··· Data lines ···
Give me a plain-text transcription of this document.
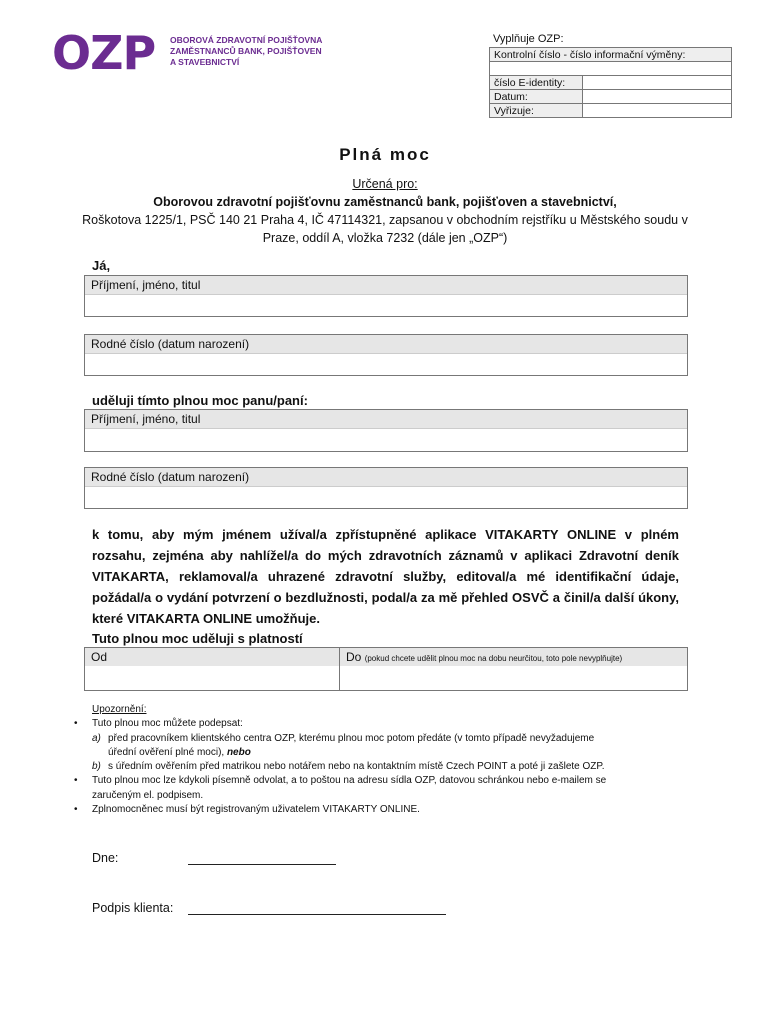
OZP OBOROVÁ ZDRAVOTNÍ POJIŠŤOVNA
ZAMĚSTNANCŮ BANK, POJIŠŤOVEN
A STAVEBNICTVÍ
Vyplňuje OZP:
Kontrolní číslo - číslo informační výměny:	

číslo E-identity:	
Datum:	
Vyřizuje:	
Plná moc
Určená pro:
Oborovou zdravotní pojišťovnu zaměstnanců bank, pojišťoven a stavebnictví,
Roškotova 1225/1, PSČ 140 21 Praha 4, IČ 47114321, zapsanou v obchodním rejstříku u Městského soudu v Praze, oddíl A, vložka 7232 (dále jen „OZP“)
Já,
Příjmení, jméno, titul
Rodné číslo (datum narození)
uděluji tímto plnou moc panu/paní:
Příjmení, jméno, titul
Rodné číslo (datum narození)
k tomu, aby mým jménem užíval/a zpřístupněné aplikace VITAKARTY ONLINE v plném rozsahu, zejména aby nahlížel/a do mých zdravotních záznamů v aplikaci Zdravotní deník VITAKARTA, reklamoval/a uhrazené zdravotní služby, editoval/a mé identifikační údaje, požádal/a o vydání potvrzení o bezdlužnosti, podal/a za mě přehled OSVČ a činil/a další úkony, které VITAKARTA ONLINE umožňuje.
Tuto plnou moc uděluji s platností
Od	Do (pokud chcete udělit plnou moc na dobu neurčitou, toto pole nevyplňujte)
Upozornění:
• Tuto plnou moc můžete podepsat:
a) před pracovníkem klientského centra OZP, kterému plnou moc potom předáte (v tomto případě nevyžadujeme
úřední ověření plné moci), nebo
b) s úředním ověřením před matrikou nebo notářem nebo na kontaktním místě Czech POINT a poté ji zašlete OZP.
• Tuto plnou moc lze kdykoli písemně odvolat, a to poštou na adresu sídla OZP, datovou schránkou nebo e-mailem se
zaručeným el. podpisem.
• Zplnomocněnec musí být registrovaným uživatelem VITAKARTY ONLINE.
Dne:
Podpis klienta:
···
* **What you need to do**
Repeat the entries exactly and keep the pictures out of the copy.

* **Response**
Give me a plain-text transcription of this document.
OZP OBOROVÁ ZDRAVOTNÍ POJIŠŤOVNA
ZAMĚSTNANCŮ BANK, POJIŠŤOVEN
A STAVEBNICTVÍ
Vyplňuje OZP:
Kontrolní číslo - číslo informační výměny:	

číslo E-identity:	
Datum:	
Vyřizuje:	
Plná moc
Určená pro:
Oborovou zdravotní pojišťovnu zaměstnanců bank, pojišťoven a stavebnictví,
Roškotova 1225/1, PSČ 140 21 Praha 4, IČ 47114321, zapsanou v obchodním rejstříku u Městského soudu v Praze, oddíl A, vložka 7232 (dále jen „OZP“)
Já,
Příjmení, jméno, titul
Rodné číslo (datum narození)
uděluji tímto plnou moc panu/paní:
Příjmení, jméno, titul
Rodné číslo (datum narození)
k tomu, aby mým jménem užíval/a zpřístupněné aplikace VITAKARTY ONLINE v plném rozsahu, zejména aby nahlížel/a do mých zdravotních záznamů v aplikaci Zdravotní deník VITAKARTA, reklamoval/a uhrazené zdravotní služby, editoval/a mé identifikační údaje, požádal/a o vydání potvrzení o bezdlužnosti, podal/a za mě přehled OSVČ a činil/a další úkony, které VITAKARTA ONLINE umožňuje.
Tuto plnou moc uděluji s platností
Od	Do (pokud chcete udělit plnou moc na dobu neurčitou, toto pole nevyplňujte)
Upozornění:
• Tuto plnou moc můžete podepsat:
a) před pracovníkem klientského centra OZP, kterému plnou moc potom předáte (v tomto případě nevyžadujeme
úřední ověření plné moci), nebo
b) s úředním ověřením před matrikou nebo notářem nebo na kontaktním místě Czech POINT a poté ji zašlete OZP.
• Tuto plnou moc lze kdykoli písemně odvolat, a to poštou na adresu sídla OZP, datovou schránkou nebo e-mailem se
zaručeným el. podpisem.
• Zplnomocněnec musí být registrovaným uživatelem VITAKARTY ONLINE.
Dne:
Podpis klienta:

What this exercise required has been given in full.